Your answer should be a single number: the count of lines holding the word "title".

[Begin]

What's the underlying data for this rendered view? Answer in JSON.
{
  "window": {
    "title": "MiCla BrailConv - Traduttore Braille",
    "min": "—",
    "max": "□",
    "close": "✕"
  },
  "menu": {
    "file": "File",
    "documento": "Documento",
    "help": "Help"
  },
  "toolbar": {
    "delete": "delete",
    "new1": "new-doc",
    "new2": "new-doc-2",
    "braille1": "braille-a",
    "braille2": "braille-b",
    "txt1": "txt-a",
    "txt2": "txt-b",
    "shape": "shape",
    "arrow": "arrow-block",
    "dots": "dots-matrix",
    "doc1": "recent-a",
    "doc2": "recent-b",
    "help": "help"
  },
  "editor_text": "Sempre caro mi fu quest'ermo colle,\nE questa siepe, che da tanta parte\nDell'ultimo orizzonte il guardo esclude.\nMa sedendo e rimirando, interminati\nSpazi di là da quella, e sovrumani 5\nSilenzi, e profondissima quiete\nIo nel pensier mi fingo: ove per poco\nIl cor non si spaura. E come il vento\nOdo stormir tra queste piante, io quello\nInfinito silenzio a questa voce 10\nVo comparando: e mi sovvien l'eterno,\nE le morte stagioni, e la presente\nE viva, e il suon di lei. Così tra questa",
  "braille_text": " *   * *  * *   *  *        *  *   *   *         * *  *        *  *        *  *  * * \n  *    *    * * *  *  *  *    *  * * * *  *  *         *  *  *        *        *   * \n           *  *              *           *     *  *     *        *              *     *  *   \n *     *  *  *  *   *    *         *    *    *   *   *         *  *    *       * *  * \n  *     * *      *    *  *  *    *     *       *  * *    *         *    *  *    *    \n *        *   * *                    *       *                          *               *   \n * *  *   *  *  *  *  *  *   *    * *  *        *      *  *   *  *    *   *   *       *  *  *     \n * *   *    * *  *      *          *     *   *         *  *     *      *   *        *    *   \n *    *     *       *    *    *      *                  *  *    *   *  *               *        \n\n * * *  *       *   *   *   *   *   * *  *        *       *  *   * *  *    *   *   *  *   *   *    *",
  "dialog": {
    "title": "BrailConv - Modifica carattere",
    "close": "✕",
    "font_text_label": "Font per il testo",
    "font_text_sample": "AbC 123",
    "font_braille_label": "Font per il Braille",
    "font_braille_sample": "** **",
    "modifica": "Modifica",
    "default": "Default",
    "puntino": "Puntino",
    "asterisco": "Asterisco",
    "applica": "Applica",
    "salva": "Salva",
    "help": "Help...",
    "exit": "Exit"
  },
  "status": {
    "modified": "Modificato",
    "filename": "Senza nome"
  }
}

[End]

▶ **OUTPUT OF THE TASK**: 2